Items from a data source
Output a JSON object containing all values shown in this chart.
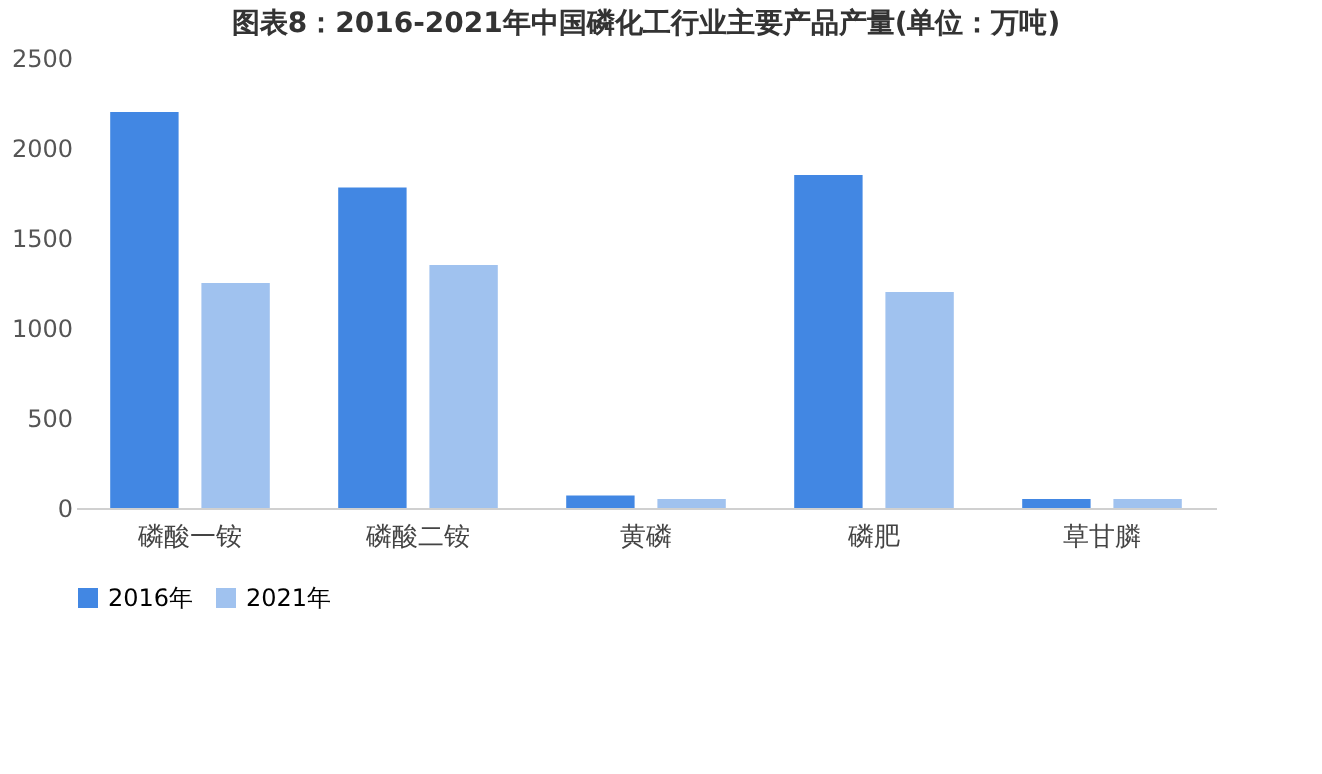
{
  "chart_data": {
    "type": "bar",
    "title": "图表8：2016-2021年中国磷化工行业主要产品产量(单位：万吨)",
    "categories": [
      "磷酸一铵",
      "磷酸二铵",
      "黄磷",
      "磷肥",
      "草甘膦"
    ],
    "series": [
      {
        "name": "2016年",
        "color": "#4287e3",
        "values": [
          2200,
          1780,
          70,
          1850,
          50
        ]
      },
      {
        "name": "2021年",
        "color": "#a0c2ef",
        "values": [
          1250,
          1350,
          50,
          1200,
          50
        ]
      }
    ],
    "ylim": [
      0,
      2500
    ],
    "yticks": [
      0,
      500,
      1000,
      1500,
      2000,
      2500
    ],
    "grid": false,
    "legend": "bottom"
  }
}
...
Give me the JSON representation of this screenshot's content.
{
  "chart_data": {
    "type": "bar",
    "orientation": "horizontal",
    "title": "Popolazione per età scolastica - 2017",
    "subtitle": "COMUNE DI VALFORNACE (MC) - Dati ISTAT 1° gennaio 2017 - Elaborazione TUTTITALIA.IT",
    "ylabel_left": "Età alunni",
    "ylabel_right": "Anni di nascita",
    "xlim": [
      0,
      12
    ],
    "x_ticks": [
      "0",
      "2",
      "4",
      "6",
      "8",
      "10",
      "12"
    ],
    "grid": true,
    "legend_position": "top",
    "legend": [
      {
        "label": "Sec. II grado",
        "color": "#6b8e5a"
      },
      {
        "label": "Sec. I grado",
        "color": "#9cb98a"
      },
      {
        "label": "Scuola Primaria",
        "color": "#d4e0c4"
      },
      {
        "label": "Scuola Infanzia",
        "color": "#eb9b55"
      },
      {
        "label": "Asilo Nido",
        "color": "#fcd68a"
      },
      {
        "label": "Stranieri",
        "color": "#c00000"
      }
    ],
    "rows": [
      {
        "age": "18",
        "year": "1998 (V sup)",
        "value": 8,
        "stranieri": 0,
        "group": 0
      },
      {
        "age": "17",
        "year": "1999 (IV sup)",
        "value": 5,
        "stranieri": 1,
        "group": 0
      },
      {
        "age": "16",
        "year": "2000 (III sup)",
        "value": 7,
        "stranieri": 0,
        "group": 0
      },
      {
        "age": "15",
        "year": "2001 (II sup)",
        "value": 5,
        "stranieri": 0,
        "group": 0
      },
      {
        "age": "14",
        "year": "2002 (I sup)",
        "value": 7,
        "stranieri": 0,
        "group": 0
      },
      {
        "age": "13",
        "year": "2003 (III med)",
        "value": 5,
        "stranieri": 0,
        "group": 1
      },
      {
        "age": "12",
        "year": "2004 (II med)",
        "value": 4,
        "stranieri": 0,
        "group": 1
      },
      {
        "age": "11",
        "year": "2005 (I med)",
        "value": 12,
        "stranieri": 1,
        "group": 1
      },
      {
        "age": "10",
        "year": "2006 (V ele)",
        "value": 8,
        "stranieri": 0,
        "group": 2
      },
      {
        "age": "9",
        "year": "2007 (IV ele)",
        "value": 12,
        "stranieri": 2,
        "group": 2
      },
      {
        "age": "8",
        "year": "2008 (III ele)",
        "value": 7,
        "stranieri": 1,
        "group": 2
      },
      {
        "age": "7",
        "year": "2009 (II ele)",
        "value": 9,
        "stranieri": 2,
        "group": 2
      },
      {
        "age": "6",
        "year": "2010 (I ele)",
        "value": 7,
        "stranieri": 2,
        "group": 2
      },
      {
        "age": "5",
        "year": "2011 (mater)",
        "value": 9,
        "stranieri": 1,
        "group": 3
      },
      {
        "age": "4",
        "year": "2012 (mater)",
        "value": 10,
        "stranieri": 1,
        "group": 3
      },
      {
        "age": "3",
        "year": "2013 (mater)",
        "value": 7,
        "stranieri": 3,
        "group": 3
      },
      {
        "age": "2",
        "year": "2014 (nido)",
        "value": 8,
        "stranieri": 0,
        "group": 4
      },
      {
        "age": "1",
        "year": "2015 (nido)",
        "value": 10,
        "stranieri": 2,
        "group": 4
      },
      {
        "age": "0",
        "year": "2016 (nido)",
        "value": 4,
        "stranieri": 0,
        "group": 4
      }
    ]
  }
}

Task directions — Find each line holding the word "mater" and copy it.

Exercise solution —
        "year": "2011 (mater)",
        "year": "2012 (mater)",
        "year": "2013 (mater)",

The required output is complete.